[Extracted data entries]
* START *

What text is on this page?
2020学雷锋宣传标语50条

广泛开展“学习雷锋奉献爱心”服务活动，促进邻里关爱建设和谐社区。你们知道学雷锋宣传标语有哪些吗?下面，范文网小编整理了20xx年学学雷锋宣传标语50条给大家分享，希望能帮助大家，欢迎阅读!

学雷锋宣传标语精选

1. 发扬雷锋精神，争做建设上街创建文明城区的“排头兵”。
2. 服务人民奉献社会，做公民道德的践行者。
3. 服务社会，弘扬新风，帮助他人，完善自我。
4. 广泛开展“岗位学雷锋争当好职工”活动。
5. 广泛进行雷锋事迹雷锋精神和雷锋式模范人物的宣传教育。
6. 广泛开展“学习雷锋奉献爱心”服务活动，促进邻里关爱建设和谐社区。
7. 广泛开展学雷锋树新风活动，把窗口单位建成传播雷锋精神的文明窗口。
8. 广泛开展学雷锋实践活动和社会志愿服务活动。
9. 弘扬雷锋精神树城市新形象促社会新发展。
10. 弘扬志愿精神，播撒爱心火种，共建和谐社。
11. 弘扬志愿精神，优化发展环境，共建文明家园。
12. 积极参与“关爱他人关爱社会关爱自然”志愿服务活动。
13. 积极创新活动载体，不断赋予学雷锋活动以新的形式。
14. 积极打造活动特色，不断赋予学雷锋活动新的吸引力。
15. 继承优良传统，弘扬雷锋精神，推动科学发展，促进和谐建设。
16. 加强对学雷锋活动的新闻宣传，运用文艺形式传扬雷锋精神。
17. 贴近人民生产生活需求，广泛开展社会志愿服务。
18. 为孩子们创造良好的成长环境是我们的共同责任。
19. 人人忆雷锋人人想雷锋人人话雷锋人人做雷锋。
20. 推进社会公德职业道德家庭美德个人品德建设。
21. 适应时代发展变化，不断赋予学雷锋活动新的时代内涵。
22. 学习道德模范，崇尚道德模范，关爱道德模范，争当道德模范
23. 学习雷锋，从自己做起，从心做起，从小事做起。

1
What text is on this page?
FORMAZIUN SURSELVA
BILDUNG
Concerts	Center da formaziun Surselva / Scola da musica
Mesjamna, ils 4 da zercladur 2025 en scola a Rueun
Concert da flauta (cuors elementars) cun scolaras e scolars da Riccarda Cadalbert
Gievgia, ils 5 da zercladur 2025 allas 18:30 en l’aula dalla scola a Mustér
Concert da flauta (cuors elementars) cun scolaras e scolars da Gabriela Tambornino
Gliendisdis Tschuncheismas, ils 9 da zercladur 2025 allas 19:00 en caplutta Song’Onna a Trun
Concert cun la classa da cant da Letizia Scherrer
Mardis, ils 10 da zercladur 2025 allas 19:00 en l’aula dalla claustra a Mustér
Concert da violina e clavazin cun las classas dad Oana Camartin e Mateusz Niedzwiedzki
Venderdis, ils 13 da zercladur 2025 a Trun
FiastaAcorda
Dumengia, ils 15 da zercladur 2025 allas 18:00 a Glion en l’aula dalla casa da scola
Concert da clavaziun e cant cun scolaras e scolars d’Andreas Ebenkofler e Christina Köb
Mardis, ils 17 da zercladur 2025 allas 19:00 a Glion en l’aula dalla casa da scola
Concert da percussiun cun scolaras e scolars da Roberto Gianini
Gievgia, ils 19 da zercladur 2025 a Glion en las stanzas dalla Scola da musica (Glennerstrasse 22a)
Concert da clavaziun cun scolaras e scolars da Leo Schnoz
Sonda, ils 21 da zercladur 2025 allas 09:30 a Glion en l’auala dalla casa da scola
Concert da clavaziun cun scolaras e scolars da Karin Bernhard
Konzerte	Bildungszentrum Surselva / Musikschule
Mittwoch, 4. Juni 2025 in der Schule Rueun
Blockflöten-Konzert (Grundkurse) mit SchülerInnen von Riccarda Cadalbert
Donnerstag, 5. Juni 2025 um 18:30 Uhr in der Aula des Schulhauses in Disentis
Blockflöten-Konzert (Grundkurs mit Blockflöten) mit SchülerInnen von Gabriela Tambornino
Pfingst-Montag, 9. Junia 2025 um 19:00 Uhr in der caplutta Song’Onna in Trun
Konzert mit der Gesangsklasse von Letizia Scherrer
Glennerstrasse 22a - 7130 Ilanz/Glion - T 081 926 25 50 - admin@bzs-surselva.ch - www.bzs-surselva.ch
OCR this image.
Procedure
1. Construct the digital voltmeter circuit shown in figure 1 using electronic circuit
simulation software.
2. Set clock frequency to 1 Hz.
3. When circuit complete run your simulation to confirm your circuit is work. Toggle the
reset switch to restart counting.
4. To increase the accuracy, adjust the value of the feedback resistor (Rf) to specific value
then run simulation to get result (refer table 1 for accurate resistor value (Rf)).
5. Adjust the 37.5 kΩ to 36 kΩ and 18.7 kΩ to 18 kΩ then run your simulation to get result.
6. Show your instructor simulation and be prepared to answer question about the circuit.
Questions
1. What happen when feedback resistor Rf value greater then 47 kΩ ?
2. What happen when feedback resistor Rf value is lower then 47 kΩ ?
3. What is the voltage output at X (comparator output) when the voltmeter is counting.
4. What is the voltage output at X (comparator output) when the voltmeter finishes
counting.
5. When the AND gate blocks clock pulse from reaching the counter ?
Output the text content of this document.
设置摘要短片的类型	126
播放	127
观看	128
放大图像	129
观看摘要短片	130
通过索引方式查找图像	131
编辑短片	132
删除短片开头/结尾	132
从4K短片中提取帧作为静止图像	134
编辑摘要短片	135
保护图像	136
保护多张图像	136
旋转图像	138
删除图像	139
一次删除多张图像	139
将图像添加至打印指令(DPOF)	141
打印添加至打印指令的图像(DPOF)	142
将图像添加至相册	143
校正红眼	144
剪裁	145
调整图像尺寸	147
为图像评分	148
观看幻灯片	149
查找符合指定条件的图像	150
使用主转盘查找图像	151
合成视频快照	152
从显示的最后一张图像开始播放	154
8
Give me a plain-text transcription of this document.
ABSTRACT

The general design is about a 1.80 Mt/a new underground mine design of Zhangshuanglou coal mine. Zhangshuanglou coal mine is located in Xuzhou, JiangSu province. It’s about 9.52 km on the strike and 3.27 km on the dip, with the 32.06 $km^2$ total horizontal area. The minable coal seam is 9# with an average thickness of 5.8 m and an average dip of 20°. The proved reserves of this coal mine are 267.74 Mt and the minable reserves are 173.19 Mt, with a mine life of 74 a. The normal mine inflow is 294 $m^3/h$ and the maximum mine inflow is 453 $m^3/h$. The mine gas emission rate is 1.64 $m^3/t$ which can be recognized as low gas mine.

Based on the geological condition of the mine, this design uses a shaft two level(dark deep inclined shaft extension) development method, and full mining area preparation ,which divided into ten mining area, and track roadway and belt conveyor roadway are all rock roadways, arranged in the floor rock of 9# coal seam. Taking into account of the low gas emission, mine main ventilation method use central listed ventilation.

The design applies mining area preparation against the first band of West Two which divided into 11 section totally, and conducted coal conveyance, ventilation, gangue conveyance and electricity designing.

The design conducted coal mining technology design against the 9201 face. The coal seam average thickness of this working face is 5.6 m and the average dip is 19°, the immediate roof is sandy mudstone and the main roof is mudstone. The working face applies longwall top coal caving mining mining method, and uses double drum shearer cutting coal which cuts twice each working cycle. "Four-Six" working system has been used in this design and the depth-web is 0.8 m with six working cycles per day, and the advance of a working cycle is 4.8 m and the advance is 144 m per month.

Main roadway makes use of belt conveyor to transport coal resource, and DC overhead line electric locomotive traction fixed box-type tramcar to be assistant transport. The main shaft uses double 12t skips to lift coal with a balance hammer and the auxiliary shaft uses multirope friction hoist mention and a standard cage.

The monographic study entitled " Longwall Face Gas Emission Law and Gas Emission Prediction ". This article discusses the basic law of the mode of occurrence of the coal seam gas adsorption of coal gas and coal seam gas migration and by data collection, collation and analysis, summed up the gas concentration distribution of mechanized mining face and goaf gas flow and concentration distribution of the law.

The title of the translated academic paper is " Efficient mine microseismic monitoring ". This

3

* END *

EXERCISE DIRECTIONS
Find every line in the entries that includes the word "Gievgia", then state how many there are and nothing else.

WRITTEN ANSWER
2